Work to do: In the data below, find every line that has the string "Flux", and copy it.

Input records:
/---
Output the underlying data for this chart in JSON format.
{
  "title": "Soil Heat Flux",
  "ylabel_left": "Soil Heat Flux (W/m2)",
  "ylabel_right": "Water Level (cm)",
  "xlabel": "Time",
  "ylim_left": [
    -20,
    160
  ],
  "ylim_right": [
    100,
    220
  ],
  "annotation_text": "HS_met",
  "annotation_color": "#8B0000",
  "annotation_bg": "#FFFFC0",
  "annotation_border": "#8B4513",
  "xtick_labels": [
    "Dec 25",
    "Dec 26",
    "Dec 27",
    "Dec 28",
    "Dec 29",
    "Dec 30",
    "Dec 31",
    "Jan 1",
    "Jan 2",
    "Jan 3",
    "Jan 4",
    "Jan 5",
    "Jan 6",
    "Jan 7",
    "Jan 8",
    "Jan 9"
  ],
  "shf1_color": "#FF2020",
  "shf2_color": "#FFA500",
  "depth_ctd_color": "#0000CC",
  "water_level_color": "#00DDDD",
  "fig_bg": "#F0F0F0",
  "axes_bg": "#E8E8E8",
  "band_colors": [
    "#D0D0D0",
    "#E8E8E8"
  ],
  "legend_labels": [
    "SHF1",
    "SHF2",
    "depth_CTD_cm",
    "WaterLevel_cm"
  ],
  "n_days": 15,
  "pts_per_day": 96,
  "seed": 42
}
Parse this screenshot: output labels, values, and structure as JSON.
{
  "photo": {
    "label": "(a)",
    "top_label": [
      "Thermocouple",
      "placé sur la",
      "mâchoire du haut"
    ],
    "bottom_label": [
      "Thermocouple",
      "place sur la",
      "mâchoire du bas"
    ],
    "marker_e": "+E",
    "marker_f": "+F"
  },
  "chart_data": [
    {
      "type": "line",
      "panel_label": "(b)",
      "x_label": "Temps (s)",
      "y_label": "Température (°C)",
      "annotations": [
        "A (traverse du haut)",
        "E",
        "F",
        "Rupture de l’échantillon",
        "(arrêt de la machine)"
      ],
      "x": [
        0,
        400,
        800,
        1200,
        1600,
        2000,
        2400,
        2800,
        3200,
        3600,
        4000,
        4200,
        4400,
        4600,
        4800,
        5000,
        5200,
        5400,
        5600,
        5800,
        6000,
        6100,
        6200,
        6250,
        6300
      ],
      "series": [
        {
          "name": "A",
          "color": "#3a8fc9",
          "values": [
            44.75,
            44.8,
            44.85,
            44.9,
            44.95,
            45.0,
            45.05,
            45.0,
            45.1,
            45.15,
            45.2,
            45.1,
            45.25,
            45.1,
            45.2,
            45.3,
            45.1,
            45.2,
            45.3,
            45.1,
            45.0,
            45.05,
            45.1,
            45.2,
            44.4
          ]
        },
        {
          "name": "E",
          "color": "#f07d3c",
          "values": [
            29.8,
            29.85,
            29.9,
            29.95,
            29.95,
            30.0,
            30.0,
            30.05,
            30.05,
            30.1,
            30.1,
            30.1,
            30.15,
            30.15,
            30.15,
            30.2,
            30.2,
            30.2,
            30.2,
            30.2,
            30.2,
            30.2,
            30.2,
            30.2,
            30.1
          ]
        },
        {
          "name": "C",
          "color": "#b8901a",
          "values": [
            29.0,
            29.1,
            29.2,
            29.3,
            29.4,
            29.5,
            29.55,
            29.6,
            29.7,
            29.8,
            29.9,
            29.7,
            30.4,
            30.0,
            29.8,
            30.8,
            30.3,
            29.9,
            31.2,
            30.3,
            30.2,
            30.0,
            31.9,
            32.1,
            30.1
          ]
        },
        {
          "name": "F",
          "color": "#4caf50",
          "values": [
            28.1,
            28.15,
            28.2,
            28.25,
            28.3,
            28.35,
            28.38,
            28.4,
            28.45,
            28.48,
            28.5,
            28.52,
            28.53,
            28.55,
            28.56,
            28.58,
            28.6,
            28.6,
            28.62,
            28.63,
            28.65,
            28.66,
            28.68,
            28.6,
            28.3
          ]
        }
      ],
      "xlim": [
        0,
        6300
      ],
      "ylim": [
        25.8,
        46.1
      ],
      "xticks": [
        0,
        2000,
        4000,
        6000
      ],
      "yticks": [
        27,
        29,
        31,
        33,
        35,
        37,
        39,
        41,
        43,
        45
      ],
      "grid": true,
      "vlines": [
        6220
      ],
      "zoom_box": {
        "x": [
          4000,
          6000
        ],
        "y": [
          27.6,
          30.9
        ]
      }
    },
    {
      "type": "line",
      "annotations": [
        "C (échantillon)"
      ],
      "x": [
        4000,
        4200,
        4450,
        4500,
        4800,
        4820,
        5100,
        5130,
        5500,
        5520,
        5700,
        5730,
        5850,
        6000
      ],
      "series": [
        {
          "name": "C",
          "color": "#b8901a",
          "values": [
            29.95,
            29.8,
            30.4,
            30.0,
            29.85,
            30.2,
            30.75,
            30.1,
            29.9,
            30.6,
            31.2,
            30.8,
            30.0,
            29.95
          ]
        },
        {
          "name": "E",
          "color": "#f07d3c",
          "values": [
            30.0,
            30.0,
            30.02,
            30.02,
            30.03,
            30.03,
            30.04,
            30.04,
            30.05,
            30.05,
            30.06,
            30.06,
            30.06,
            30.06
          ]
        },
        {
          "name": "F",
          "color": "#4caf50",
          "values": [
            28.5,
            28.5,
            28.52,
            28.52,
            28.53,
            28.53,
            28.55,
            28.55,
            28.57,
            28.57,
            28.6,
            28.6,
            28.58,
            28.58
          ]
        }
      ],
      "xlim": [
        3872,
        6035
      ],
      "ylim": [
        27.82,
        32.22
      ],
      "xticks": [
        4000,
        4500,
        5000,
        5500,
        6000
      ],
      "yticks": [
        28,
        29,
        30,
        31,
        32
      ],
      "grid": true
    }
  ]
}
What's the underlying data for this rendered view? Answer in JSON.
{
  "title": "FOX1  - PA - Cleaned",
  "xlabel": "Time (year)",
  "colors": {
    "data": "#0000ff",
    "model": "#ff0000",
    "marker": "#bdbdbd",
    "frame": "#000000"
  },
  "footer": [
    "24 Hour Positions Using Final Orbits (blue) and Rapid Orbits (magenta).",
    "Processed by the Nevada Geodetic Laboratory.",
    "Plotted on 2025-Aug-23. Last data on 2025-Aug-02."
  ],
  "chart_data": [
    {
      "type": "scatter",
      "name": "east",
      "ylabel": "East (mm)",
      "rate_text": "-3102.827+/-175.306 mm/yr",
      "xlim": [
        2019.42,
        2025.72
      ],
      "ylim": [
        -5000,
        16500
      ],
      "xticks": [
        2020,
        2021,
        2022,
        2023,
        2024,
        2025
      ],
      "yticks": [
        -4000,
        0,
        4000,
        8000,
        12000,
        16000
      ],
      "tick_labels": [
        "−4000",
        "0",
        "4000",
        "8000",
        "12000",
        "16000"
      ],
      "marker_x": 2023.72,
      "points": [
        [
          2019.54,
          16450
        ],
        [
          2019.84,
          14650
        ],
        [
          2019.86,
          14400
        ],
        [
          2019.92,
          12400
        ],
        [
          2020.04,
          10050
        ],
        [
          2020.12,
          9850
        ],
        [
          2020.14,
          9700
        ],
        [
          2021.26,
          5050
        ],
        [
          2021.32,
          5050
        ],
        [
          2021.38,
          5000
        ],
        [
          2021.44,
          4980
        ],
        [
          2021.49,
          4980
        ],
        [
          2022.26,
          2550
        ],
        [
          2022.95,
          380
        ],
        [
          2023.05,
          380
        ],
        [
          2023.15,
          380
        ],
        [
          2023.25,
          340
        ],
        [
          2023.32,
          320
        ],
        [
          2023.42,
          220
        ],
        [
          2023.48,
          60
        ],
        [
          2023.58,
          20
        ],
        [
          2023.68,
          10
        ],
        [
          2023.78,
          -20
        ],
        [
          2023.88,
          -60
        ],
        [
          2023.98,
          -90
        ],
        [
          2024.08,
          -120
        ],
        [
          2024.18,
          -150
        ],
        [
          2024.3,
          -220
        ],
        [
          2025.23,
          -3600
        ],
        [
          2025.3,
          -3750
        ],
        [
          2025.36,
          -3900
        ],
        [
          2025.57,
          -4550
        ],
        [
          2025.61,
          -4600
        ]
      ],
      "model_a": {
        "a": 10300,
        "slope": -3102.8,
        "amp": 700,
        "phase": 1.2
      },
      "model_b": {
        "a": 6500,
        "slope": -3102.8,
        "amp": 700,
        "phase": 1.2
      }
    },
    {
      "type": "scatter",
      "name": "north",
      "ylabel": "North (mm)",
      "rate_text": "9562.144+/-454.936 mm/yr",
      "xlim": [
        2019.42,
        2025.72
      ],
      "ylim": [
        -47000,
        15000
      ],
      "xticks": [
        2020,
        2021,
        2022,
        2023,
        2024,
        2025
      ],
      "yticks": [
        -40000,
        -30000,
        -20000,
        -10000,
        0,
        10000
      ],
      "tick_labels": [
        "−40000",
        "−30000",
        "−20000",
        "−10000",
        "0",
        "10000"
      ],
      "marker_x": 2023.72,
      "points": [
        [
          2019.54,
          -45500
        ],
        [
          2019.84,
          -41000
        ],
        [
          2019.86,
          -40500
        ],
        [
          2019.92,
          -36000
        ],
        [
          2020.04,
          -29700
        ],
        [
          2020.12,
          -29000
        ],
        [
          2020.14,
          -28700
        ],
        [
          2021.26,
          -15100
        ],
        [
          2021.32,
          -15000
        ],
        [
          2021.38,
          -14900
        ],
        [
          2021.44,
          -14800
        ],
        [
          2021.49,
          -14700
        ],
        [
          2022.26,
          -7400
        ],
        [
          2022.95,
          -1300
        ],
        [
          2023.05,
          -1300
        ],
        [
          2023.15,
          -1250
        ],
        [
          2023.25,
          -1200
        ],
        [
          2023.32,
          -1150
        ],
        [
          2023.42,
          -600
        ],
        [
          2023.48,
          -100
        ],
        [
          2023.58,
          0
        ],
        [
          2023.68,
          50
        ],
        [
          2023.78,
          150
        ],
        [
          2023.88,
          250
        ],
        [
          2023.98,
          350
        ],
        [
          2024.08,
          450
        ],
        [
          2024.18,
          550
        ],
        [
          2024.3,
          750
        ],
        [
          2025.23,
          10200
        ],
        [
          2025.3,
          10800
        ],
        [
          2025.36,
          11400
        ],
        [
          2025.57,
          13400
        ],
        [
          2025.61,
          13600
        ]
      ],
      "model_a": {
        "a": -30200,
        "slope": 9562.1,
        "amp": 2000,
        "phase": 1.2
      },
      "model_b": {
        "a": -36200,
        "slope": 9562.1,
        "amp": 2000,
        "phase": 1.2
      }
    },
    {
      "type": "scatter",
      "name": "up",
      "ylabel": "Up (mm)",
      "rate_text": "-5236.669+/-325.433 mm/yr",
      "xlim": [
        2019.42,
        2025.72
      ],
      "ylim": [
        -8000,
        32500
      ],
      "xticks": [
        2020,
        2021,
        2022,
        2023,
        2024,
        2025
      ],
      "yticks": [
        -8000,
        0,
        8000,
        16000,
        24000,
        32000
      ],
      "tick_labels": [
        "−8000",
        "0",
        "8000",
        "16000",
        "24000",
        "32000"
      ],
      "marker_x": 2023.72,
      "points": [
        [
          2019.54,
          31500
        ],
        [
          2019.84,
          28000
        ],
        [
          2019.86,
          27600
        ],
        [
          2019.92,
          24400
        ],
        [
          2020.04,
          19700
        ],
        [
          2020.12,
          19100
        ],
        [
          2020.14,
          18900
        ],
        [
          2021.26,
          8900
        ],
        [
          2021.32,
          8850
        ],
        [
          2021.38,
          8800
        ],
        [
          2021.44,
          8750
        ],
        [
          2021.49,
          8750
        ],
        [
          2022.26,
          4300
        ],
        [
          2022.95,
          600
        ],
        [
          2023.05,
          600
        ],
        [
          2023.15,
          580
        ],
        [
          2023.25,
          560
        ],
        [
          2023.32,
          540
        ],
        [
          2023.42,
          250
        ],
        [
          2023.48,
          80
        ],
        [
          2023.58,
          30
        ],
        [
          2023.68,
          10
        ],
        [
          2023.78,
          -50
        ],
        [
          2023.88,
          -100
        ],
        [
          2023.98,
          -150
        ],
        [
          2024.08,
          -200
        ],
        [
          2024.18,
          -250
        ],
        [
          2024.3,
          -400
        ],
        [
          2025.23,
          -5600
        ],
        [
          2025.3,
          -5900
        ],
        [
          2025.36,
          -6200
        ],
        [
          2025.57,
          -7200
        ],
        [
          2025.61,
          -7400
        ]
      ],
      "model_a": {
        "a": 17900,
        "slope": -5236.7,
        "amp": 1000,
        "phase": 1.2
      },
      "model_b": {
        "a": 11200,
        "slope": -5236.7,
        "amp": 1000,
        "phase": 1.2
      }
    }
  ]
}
\---
Exercise response:
  "title": "Soil Heat Flux",
  "ylabel_left": "Soil Heat Flux (W/m2)",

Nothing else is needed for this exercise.